(Part of a data file)
================================

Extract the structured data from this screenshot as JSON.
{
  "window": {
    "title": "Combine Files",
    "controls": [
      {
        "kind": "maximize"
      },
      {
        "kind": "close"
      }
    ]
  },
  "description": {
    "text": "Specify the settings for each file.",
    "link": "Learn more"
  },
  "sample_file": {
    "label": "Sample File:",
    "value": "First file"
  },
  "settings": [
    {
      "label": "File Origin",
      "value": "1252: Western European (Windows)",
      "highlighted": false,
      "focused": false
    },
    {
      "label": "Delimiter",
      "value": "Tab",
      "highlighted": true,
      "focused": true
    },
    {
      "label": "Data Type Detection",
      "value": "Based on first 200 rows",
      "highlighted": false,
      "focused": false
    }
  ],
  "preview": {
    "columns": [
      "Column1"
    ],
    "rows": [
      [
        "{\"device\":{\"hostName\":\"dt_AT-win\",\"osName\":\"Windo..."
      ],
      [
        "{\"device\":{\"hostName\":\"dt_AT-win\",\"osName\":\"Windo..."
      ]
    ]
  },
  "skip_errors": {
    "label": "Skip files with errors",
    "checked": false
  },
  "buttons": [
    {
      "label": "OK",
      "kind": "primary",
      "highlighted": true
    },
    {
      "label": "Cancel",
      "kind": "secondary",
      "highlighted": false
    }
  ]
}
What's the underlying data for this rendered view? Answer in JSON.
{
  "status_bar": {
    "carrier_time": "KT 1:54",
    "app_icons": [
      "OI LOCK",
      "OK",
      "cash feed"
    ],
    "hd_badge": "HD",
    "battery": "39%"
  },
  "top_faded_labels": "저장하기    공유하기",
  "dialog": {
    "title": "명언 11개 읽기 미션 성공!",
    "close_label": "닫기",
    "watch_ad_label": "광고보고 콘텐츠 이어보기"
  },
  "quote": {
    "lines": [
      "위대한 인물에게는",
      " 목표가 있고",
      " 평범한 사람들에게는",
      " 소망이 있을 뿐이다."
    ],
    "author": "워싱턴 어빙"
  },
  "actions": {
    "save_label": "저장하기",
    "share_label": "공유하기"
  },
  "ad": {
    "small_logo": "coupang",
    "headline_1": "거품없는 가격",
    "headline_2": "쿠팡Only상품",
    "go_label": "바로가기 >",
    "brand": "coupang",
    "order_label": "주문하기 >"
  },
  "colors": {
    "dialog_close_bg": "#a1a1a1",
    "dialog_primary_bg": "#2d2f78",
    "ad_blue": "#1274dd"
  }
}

================================

- [WORK TO BE COMPLETED]: Return what is listed above, exactly and completely.

- [COMPLETE OUTPUT]:
Extract the structured data from this screenshot as JSON.
{
  "window": {
    "title": "Combine Files",
    "controls": [
      {
        "kind": "maximize"
      },
      {
        "kind": "close"
      }
    ]
  },
  "description": {
    "text": "Specify the settings for each file.",
    "link": "Learn more"
  },
  "sample_file": {
    "label": "Sample File:",
    "value": "First file"
  },
  "settings": [
    {
      "label": "File Origin",
      "value": "1252: Western European (Windows)",
      "highlighted": false,
      "focused": false
    },
    {
      "label": "Delimiter",
      "value": "Tab",
      "highlighted": true,
      "focused": true
    },
    {
      "label": "Data Type Detection",
      "value": "Based on first 200 rows",
      "highlighted": false,
      "focused": false
    }
  ],
  "preview": {
    "columns": [
      "Column1"
    ],
    "rows": [
      [
        "{\"device\":{\"hostName\":\"dt_AT-win\",\"osName\":\"Windo..."
      ],
      [
        "{\"device\":{\"hostName\":\"dt_AT-win\",\"osName\":\"Windo..."
      ]
    ]
  },
  "skip_errors": {
    "label": "Skip files with errors",
    "checked": false
  },
  "buttons": [
    {
      "label": "OK",
      "kind": "primary",
      "highlighted": true
    },
    {
      "label": "Cancel",
      "kind": "secondary",
      "highlighted": false
    }
  ]
}
What's the underlying data for this rendered view? Answer in JSON.
{
  "status_bar": {
    "carrier_time": "KT 1:54",
    "app_icons": [
      "OI LOCK",
      "OK",
      "cash feed"
    ],
    "hd_badge": "HD",
    "battery": "39%"
  },
  "top_faded_labels": "저장하기    공유하기",
  "dialog": {
    "title": "명언 11개 읽기 미션 성공!",
    "close_label": "닫기",
    "watch_ad_label": "광고보고 콘텐츠 이어보기"
  },
  "quote": {
    "lines": [
      "위대한 인물에게는",
      " 목표가 있고",
      " 평범한 사람들에게는",
      " 소망이 있을 뿐이다."
    ],
    "author": "워싱턴 어빙"
  },
  "actions": {
    "save_label": "저장하기",
    "share_label": "공유하기"
  },
  "ad": {
    "small_logo": "coupang",
    "headline_1": "거품없는 가격",
    "headline_2": "쿠팡Only상품",
    "go_label": "바로가기 >",
    "brand": "coupang",
    "order_label": "주문하기 >"
  },
  "colors": {
    "dialog_close_bg": "#a1a1a1",
    "dialog_primary_bg": "#2d2f78",
    "ad_blue": "#1274dd"
  }
}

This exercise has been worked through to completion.